╭─ DATA EXCERPTS

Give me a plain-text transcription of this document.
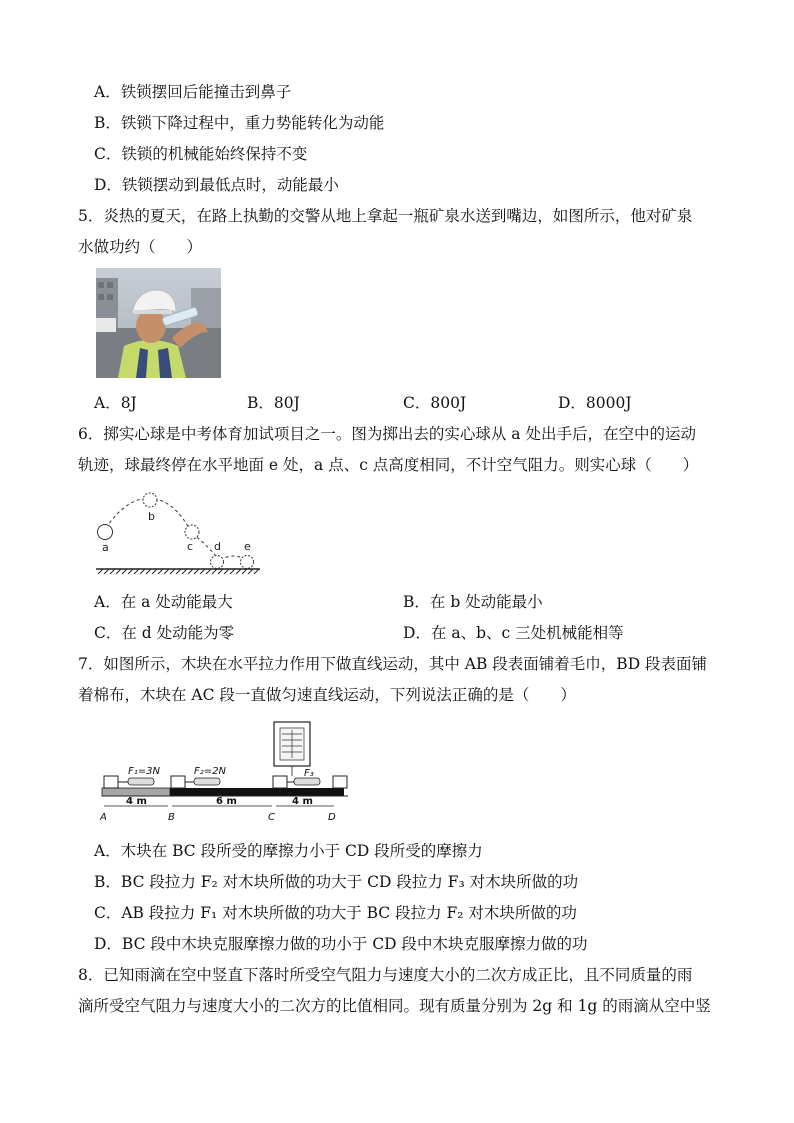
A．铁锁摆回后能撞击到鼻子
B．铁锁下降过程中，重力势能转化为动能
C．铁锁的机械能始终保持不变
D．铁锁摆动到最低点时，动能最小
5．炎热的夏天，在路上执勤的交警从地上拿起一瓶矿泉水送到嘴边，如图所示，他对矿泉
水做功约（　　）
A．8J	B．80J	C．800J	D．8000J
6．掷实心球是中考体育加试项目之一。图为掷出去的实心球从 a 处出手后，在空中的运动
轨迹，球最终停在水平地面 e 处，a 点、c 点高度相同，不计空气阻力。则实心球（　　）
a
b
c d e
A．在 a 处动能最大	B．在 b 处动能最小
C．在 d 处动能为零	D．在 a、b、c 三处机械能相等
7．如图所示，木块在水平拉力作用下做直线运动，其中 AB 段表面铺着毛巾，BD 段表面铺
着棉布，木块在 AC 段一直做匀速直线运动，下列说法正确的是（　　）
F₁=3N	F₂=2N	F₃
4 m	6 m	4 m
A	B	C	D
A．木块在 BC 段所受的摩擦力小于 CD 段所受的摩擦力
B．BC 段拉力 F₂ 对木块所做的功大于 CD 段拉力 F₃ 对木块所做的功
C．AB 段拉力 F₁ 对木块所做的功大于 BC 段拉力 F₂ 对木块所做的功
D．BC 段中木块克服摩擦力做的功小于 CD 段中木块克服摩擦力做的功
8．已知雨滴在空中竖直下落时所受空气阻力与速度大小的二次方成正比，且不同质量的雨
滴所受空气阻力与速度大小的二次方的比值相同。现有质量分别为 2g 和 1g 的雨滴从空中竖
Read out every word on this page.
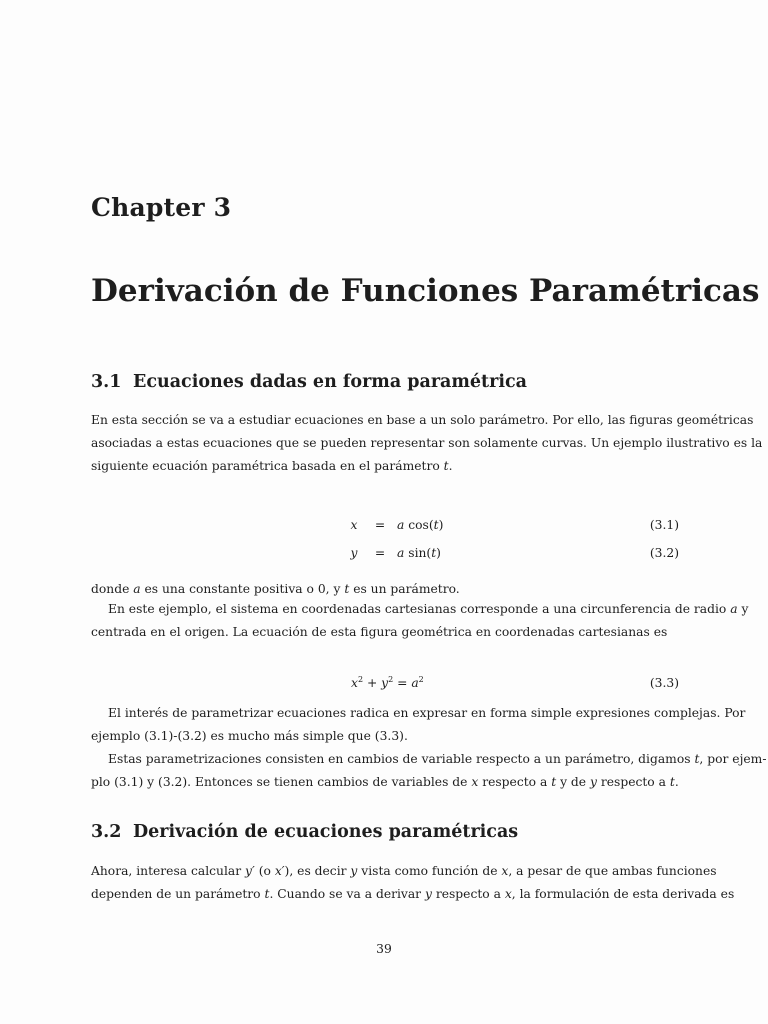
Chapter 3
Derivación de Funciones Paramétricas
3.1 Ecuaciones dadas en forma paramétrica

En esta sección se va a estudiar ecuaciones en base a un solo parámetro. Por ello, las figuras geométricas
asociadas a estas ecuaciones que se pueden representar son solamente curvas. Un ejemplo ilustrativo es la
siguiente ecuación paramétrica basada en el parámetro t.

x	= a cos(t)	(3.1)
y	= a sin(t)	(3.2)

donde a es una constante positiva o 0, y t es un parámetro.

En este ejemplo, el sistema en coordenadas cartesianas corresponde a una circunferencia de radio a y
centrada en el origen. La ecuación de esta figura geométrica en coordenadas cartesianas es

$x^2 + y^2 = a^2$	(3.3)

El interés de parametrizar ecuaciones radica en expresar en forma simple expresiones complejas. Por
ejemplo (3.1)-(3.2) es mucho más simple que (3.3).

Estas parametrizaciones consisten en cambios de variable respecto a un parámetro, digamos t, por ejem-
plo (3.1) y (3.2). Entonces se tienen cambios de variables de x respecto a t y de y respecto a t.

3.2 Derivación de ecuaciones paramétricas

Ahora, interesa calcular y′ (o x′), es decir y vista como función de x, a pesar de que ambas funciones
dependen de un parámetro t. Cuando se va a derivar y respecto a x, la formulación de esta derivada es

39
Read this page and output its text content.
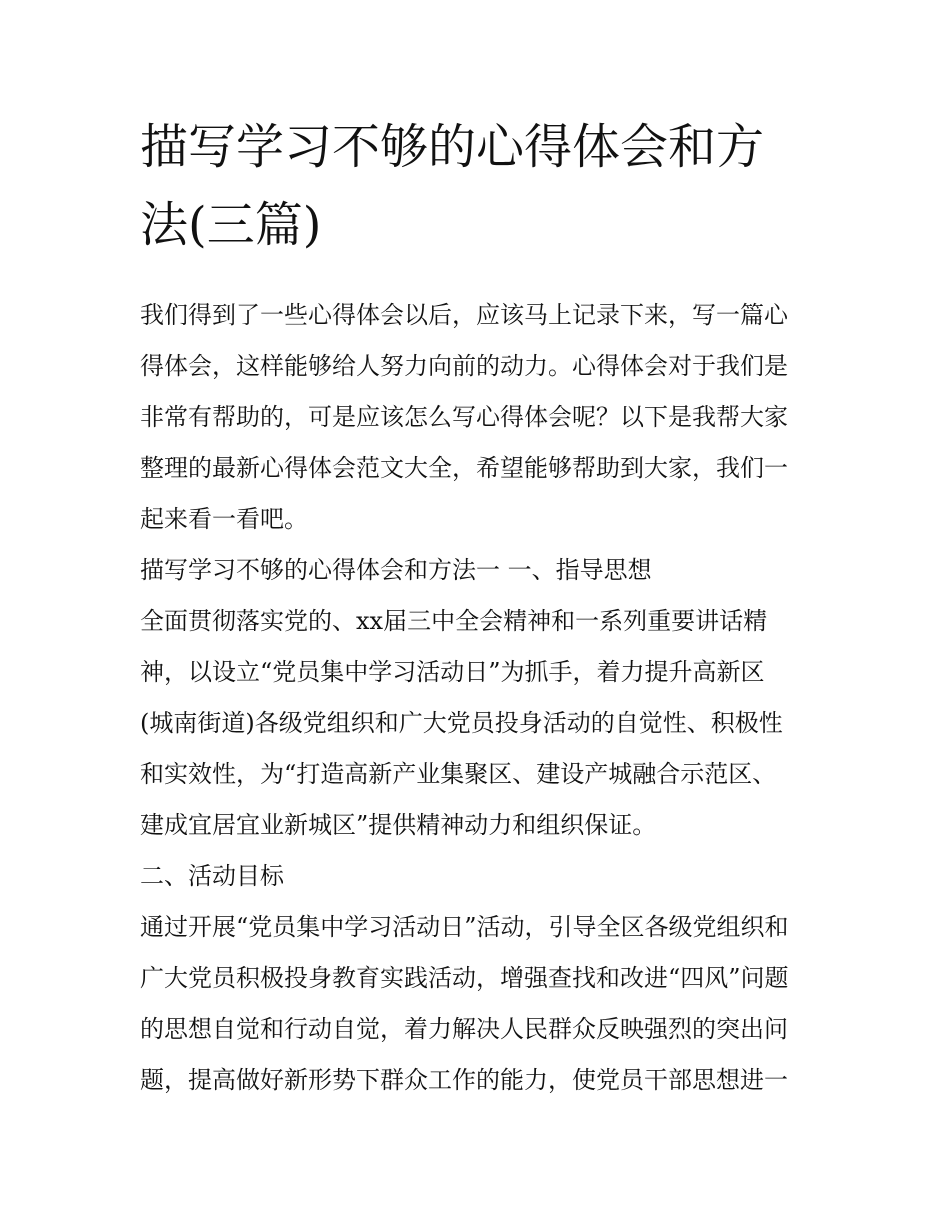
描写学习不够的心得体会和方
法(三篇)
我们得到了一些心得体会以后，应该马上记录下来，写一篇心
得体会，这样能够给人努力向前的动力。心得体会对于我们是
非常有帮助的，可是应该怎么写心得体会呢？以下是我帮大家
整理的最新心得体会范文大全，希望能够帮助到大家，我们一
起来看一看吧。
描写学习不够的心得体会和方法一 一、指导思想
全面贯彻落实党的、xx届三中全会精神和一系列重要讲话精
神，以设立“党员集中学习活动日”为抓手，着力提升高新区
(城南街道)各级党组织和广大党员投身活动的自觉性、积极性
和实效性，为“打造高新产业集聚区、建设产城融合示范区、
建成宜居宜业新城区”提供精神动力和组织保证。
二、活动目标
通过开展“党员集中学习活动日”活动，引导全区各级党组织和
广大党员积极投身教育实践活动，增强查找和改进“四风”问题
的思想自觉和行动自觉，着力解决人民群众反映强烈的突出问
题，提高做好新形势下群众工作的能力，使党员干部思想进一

╰─

Extract every line above containing the word "page".

_FULL ANSWER_
Read out every word on this page.
Read this page and output its text content.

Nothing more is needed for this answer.